• **Brief**: Arrange the material starting at the line containing "cell-teller-id: 1491 (934, 286, 963, 301)" and ending at the line containing "clear-button[interactable]: Clear (374, 728, 474, 761)", both included, as a JSON list of strings with one string per line and blank lines left out.

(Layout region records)
-- BEGIN --
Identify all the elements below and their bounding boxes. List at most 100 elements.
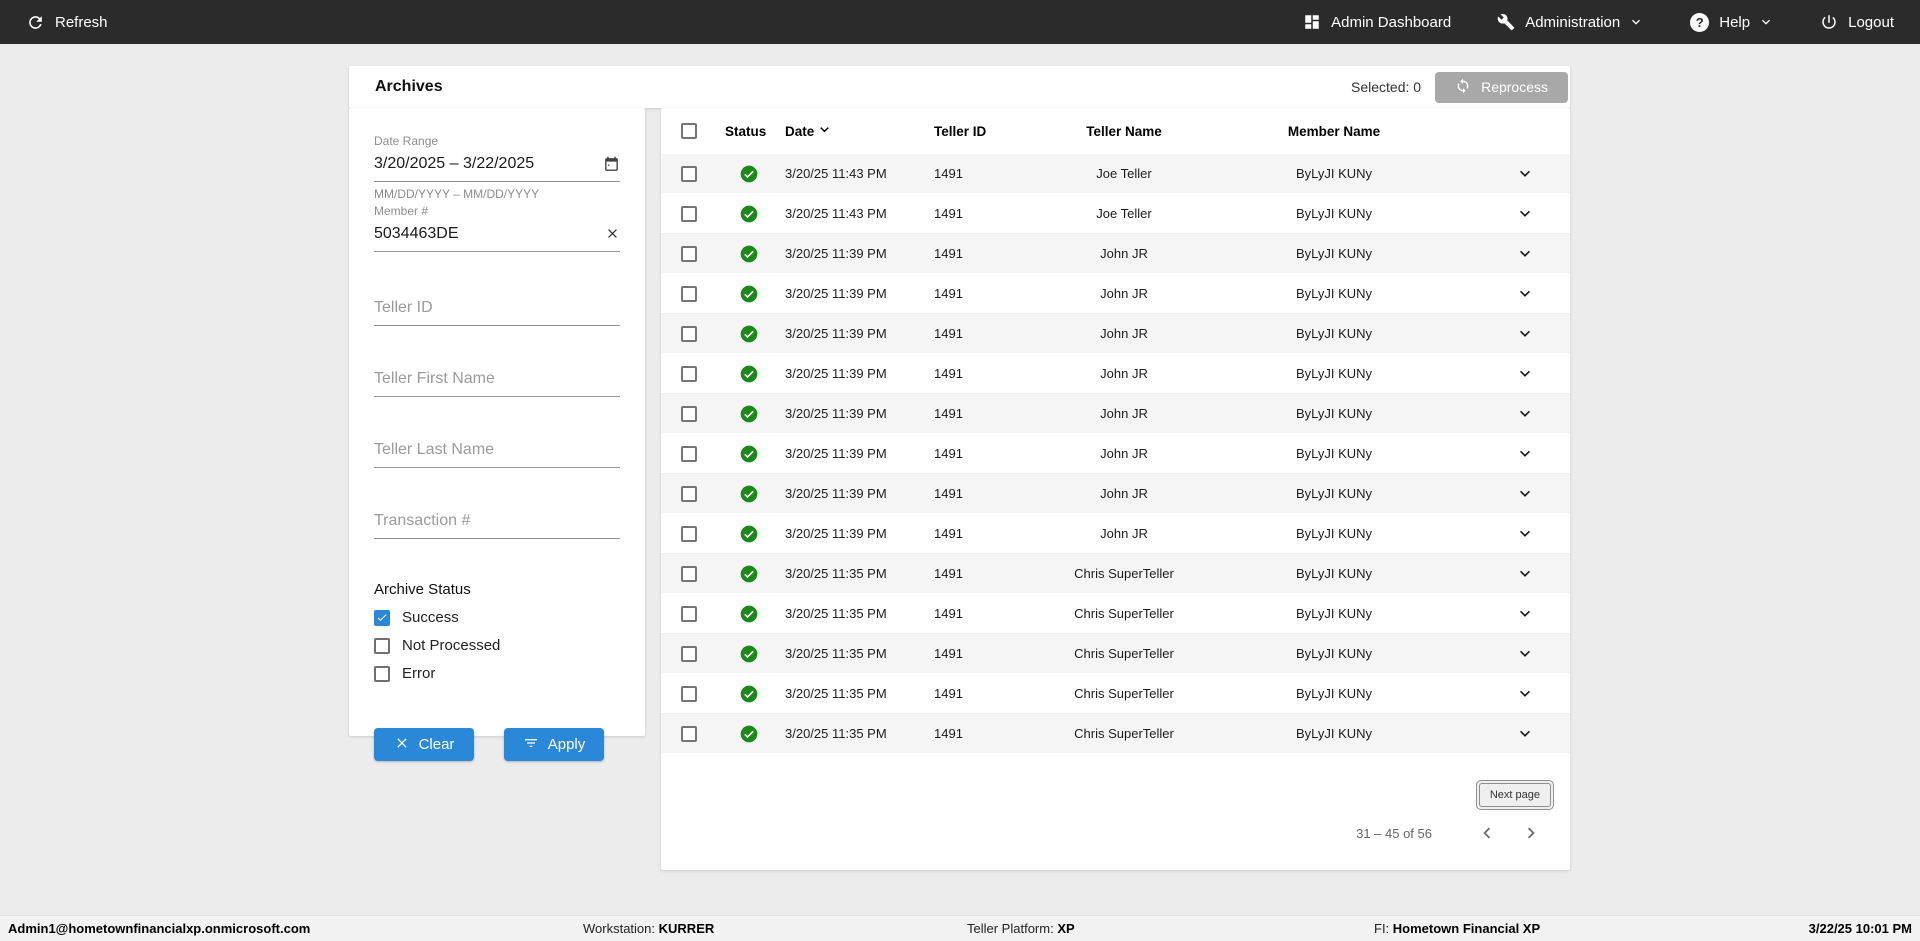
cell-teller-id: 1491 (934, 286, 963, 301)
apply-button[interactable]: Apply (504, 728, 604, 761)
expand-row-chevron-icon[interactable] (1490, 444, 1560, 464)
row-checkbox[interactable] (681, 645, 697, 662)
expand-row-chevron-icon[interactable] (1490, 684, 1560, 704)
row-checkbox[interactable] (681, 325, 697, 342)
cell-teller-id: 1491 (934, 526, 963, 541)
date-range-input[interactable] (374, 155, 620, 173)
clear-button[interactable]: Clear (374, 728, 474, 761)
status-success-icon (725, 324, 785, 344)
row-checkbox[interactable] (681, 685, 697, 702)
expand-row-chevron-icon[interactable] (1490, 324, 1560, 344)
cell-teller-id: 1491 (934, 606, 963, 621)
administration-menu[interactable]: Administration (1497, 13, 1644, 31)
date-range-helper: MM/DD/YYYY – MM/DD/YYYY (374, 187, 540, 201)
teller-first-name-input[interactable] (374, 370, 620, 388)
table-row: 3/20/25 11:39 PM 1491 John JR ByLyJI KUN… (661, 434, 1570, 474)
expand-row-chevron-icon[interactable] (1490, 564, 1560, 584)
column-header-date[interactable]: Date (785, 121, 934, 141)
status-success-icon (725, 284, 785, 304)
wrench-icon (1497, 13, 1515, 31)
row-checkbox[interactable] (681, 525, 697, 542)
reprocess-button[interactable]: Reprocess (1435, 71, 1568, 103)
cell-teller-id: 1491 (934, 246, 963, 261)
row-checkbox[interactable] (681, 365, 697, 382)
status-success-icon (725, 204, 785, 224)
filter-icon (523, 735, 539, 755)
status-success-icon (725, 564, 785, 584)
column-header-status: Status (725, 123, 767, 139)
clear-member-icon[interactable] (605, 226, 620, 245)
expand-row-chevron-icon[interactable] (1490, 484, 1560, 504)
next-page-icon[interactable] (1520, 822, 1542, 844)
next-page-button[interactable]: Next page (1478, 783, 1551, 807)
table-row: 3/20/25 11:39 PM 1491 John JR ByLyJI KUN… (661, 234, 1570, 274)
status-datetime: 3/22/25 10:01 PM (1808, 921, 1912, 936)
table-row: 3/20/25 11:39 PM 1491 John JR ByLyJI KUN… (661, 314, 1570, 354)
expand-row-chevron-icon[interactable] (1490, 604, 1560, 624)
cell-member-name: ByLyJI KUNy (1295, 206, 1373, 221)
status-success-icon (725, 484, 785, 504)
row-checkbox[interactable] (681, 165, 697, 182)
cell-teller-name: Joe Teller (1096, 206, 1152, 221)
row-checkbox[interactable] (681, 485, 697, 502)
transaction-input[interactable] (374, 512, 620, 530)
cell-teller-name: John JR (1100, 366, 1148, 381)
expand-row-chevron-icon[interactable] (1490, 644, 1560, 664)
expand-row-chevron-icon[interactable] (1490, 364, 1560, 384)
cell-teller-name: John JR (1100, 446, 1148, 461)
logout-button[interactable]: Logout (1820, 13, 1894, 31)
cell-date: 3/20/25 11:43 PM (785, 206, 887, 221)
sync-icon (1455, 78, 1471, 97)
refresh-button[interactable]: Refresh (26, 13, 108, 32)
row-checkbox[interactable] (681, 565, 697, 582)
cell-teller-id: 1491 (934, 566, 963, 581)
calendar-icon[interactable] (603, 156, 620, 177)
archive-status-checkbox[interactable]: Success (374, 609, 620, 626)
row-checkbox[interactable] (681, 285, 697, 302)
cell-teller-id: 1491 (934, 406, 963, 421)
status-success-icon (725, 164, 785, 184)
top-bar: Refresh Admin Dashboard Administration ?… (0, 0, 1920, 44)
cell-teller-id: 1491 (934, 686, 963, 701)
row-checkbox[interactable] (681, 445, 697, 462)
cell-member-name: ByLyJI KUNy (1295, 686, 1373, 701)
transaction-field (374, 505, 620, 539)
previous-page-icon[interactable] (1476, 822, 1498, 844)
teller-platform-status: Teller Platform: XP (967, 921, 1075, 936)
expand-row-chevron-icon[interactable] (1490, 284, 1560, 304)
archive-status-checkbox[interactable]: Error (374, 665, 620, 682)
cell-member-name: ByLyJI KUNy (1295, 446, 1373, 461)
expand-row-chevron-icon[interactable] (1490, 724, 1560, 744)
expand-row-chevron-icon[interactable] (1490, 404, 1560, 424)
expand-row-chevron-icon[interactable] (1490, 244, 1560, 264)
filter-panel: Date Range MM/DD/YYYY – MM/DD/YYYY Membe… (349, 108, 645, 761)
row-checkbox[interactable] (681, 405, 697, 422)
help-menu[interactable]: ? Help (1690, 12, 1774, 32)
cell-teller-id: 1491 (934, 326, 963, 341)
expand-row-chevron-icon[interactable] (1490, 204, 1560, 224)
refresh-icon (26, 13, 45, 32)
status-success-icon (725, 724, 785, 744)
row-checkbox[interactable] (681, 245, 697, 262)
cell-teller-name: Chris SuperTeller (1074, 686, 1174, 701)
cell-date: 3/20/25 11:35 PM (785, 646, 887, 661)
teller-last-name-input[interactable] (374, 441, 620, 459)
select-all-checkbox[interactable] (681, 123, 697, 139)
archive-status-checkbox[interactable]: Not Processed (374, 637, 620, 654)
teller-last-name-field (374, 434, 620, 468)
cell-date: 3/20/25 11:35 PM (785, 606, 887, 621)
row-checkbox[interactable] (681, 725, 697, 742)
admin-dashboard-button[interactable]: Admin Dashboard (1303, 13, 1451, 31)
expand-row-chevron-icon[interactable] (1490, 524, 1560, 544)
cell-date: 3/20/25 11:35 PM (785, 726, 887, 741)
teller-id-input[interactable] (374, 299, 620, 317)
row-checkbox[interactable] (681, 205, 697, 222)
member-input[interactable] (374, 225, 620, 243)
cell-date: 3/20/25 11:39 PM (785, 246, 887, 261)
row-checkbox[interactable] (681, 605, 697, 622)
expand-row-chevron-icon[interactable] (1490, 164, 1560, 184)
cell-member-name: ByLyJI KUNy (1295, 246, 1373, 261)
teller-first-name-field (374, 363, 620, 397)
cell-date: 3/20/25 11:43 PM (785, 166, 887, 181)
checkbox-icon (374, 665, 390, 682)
-- END --
-- BEGIN --
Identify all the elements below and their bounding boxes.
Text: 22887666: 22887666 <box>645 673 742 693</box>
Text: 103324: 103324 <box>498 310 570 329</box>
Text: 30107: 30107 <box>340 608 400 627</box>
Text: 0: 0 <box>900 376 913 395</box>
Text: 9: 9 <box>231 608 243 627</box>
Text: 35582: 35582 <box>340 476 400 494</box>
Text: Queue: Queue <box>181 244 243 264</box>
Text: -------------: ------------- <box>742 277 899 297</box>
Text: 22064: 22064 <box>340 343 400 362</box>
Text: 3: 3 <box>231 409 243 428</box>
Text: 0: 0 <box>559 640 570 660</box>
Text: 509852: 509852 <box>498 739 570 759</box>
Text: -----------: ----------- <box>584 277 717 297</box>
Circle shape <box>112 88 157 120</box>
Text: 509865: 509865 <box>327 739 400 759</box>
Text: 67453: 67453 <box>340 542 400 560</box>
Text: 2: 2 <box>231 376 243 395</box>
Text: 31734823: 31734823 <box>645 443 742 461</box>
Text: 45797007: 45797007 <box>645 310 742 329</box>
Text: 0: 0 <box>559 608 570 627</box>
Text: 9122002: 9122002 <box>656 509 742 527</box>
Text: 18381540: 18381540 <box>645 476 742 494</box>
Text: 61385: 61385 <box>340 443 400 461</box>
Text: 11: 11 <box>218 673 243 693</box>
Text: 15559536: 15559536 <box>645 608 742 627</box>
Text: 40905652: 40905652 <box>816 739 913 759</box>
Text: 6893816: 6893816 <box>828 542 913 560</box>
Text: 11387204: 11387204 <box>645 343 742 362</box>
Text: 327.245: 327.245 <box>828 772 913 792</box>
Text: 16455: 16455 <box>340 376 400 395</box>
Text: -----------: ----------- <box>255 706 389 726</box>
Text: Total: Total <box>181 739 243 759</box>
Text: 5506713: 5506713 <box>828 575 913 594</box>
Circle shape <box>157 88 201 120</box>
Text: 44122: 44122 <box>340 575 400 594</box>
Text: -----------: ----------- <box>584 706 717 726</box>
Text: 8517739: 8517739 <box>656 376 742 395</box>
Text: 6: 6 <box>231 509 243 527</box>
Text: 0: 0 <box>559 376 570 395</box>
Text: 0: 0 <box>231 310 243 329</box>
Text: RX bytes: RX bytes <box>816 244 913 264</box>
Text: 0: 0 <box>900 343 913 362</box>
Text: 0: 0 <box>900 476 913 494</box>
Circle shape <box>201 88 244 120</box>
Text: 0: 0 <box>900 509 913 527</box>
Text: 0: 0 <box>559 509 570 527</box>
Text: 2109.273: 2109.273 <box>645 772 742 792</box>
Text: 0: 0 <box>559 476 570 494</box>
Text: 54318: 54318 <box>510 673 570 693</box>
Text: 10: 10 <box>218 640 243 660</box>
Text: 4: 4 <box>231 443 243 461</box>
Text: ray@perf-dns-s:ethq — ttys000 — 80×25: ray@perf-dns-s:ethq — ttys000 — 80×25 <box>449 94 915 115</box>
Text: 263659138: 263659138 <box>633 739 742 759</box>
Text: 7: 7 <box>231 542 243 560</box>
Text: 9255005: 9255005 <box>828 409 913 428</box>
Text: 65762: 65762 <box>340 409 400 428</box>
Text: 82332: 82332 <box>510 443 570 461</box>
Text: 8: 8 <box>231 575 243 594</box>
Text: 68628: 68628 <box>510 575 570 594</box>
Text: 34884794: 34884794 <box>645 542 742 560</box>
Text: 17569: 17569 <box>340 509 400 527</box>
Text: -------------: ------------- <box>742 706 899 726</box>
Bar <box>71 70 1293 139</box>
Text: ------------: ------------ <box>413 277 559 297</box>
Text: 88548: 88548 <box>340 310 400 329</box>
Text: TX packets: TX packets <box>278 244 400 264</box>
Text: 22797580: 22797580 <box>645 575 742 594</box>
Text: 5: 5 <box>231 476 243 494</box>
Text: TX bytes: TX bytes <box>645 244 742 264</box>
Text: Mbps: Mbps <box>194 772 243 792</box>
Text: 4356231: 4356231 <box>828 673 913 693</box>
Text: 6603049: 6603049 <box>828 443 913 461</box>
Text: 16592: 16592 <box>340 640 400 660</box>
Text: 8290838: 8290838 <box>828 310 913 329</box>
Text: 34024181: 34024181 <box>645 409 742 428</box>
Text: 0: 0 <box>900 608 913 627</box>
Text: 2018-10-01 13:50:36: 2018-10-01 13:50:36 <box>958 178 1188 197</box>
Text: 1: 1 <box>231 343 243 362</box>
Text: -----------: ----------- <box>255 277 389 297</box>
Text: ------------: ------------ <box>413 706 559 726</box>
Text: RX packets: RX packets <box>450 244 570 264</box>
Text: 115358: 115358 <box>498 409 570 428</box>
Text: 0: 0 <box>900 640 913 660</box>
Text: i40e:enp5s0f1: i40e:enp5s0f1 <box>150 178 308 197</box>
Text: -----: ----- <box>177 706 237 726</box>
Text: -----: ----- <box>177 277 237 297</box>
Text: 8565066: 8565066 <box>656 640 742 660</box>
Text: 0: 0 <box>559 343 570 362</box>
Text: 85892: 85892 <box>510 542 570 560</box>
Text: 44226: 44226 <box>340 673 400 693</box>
-- END --
• **Exercise output**:
[
  "cell-teller-id: 1491 (934, 286, 963, 301)",
  "apply-button[interactable]: Apply (504, 728, 604, 761)",
  "expand-row-chevron-icon[interactable] (1490, 444, 1560, 464)",
  "row-checkbox[interactable] (681, 645, 697, 662)",
  "expand-row-chevron-icon[interactable] (1490, 684, 1560, 704)",
  "row-checkbox[interactable] (681, 325, 697, 342)",
  "cell-teller-id: 1491 (934, 526, 963, 541)",
  "date-range-input[interactable] (374, 155, 620, 173)",
  "clear-button[interactable]: Clear (374, 728, 474, 761)"
]